_Task directions_
Repeat all of the records verbatim.

>> Start Working data

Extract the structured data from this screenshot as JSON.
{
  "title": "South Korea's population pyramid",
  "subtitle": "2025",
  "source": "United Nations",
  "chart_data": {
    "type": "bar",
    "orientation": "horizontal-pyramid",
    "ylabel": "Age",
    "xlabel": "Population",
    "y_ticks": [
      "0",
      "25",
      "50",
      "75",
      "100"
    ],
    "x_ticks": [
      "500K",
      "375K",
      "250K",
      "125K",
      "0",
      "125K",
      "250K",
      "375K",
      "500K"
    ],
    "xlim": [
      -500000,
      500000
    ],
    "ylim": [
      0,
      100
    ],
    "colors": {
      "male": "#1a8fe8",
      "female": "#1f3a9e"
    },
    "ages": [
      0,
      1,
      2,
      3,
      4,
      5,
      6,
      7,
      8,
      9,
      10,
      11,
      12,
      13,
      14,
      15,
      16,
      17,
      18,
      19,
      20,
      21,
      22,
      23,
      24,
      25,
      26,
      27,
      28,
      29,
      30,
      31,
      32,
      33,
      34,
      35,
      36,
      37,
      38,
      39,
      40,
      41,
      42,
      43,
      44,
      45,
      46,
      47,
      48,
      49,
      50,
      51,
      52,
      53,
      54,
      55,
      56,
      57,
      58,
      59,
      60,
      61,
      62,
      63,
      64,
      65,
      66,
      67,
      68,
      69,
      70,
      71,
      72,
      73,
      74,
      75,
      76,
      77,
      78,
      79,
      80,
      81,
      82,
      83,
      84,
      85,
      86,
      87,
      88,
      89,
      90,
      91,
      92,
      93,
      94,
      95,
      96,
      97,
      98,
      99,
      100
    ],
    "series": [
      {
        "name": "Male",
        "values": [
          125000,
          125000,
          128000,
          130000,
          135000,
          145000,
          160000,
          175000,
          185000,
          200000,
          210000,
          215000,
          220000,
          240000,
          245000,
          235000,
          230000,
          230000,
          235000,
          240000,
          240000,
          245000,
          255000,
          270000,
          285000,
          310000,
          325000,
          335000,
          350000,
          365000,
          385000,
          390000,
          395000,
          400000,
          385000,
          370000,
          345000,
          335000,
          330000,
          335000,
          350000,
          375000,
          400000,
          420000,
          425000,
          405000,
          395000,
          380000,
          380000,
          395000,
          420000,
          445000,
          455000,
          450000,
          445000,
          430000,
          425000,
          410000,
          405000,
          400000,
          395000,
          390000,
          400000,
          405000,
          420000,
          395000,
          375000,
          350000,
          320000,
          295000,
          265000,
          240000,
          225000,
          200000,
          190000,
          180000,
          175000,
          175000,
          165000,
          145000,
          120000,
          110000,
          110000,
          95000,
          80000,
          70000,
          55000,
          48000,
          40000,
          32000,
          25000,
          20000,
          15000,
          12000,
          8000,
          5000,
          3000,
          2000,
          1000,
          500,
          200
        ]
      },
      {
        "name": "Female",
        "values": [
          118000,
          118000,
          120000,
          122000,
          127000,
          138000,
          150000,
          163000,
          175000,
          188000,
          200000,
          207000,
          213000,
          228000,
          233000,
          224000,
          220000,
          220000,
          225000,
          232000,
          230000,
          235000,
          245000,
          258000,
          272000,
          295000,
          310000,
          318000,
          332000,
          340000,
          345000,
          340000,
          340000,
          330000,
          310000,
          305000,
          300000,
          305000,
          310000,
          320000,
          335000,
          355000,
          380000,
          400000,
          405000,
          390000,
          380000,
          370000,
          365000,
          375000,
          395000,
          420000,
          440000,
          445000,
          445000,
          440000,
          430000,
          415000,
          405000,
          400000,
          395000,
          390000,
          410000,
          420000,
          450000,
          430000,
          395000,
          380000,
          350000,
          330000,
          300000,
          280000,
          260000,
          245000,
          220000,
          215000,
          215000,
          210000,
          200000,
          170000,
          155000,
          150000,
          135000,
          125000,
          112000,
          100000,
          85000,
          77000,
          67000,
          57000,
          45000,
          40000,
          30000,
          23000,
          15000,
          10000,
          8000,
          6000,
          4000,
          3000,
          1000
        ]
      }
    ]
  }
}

>> End Working data

_Task response_
Extract the structured data from this screenshot as JSON.
{
  "title": "South Korea's population pyramid",
  "subtitle": "2025",
  "source": "United Nations",
  "chart_data": {
    "type": "bar",
    "orientation": "horizontal-pyramid",
    "ylabel": "Age",
    "xlabel": "Population",
    "y_ticks": [
      "0",
      "25",
      "50",
      "75",
      "100"
    ],
    "x_ticks": [
      "500K",
      "375K",
      "250K",
      "125K",
      "0",
      "125K",
      "250K",
      "375K",
      "500K"
    ],
    "xlim": [
      -500000,
      500000
    ],
    "ylim": [
      0,
      100
    ],
    "colors": {
      "male": "#1a8fe8",
      "female": "#1f3a9e"
    },
    "ages": [
      0,
      1,
      2,
      3,
      4,
      5,
      6,
      7,
      8,
      9,
      10,
      11,
      12,
      13,
      14,
      15,
      16,
      17,
      18,
      19,
      20,
      21,
      22,
      23,
      24,
      25,
      26,
      27,
      28,
      29,
      30,
      31,
      32,
      33,
      34,
      35,
      36,
      37,
      38,
      39,
      40,
      41,
      42,
      43,
      44,
      45,
      46,
      47,
      48,
      49,
      50,
      51,
      52,
      53,
      54,
      55,
      56,
      57,
      58,
      59,
      60,
      61,
      62,
      63,
      64,
      65,
      66,
      67,
      68,
      69,
      70,
      71,
      72,
      73,
      74,
      75,
      76,
      77,
      78,
      79,
      80,
      81,
      82,
      83,
      84,
      85,
      86,
      87,
      88,
      89,
      90,
      91,
      92,
      93,
      94,
      95,
      96,
      97,
      98,
      99,
      100
    ],
    "series": [
      {
        "name": "Male",
        "values": [
          125000,
          125000,
          128000,
          130000,
          135000,
          145000,
          160000,
          175000,
          185000,
          200000,
          210000,
          215000,
          220000,
          240000,
          245000,
          235000,
          230000,
          230000,
          235000,
          240000,
          240000,
          245000,
          255000,
          270000,
          285000,
          310000,
          325000,
          335000,
          350000,
          365000,
          385000,
          390000,
          395000,
          400000,
          385000,
          370000,
          345000,
          335000,
          330000,
          335000,
          350000,
          375000,
          400000,
          420000,
          425000,
          405000,
          395000,
          380000,
          380000,
          395000,
          420000,
          445000,
          455000,
          450000,
          445000,
          430000,
          425000,
          410000,
          405000,
          400000,
          395000,
          390000,
          400000,
          405000,
          420000,
          395000,
          375000,
          350000,
          320000,
          295000,
          265000,
          240000,
          225000,
          200000,
          190000,
          180000,
          175000,
          175000,
          165000,
          145000,
          120000,
          110000,
          110000,
          95000,
          80000,
          70000,
          55000,
          48000,
          40000,
          32000,
          25000,
          20000,
          15000,
          12000,
          8000,
          5000,
          3000,
          2000,
          1000,
          500,
          200
        ]
      },
      {
        "name": "Female",
        "values": [
          118000,
          118000,
          120000,
          122000,
          127000,
          138000,
          150000,
          163000,
          175000,
          188000,
          200000,
          207000,
          213000,
          228000,
          233000,
          224000,
          220000,
          220000,
          225000,
          232000,
          230000,
          235000,
          245000,
          258000,
          272000,
          295000,
          310000,
          318000,
          332000,
          340000,
          345000,
          340000,
          340000,
          330000,
          310000,
          305000,
          300000,
          305000,
          310000,
          320000,
          335000,
          355000,
          380000,
          400000,
          405000,
          390000,
          380000,
          370000,
          365000,
          375000,
          395000,
          420000,
          440000,
          445000,
          445000,
          440000,
          430000,
          415000,
          405000,
          400000,
          395000,
          390000,
          410000,
          420000,
          450000,
          430000,
          395000,
          380000,
          350000,
          330000,
          300000,
          280000,
          260000,
          245000,
          220000,
          215000,
          215000,
          210000,
          200000,
          170000,
          155000,
          150000,
          135000,
          125000,
          112000,
          100000,
          85000,
          77000,
          67000,
          57000,
          45000,
          40000,
          30000,
          23000,
          15000,
          10000,
          8000,
          6000,
          4000,
          3000,
          1000
        ]
      }
    ]
  }
}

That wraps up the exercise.